• [TO BE DONE]:
Using the listing below, report all lines holding the word "Output".

• [EXCERPTED RECORDS]:
↓↓↓

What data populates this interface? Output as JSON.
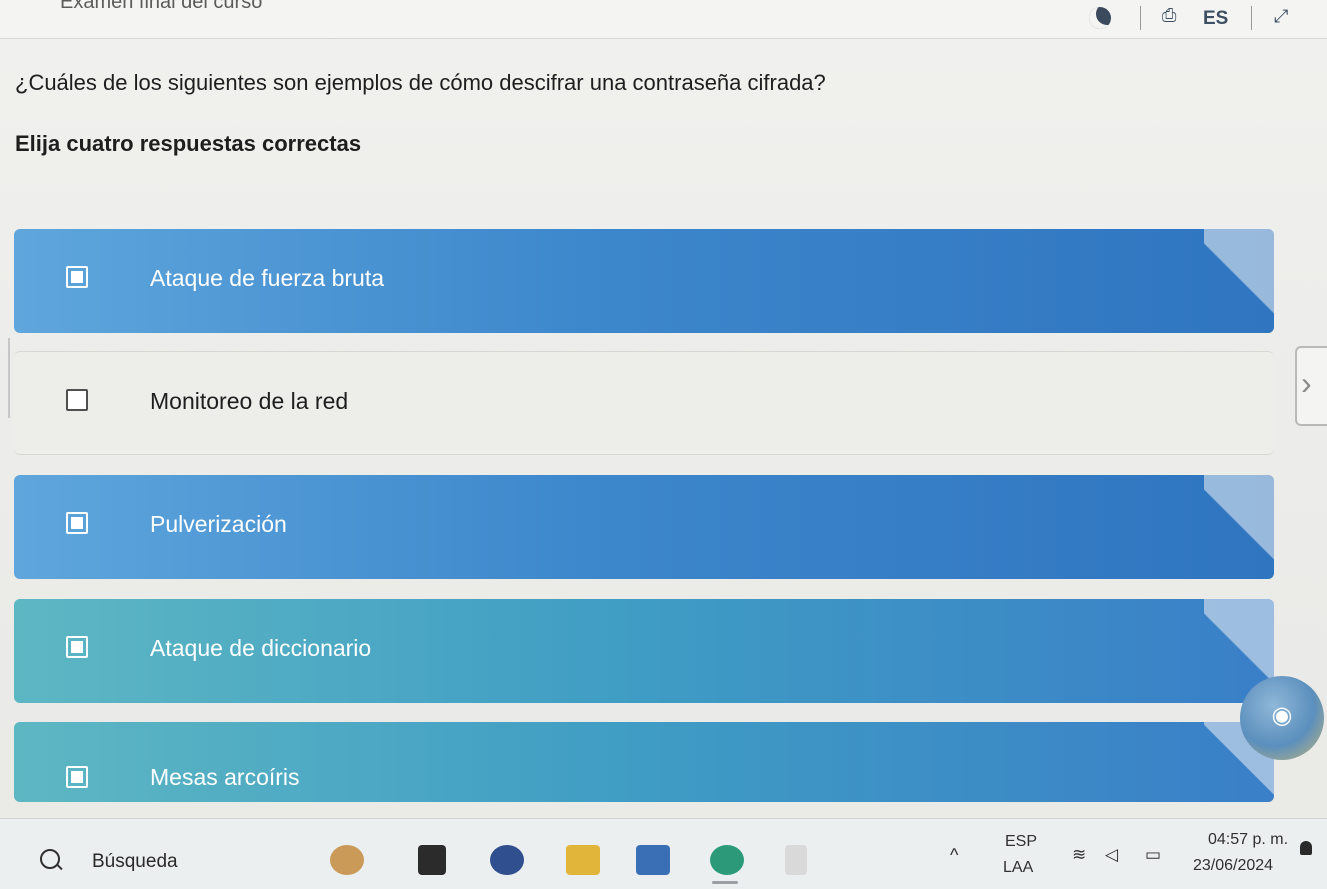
{
  "header": {
    "exam_title": "Examen final del curso",
    "language_code": "ES",
    "icons": [
      "moon-icon",
      "translate-icon",
      "expand-icon"
    ]
  },
  "question": {
    "text": "¿Cuáles de los siguientes son ejemplos de cómo descifrar una contraseña cifrada?",
    "instruction": "Elija cuatro respuestas correctas"
  },
  "options": [
    {
      "label": "Ataque de fuerza bruta",
      "selected": true
    },
    {
      "label": "Monitoreo de la red",
      "selected": false
    },
    {
      "label": "Pulverización",
      "selected": true
    },
    {
      "label": "Ataque de diccionario",
      "selected": true
    },
    {
      "label": "Mesas arcoíris",
      "selected": true
    }
  ],
  "navigation": {
    "next_glyph": "›"
  },
  "taskbar": {
    "search_label": "Búsqueda",
    "tray_lang_top": "ESP",
    "tray_lang_bottom": "LAA",
    "time": "04:57 p. m.",
    "date": "23/06/2024",
    "chevron_glyph": "^",
    "wifi_glyph": "≋",
    "volume_glyph": "◁",
    "battery_glyph": "▭"
  },
  "colors": {
    "selected_option": "#3d87cc",
    "unselected_option": "#ededea"
  }
}
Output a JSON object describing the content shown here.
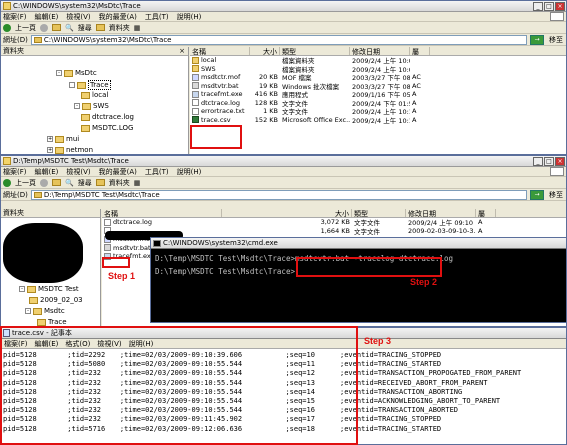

↑↑↑

• [WORKED SOLUTION]:
What data populates this interface? Output as JSON.
Output a JSON object describing the content shown here.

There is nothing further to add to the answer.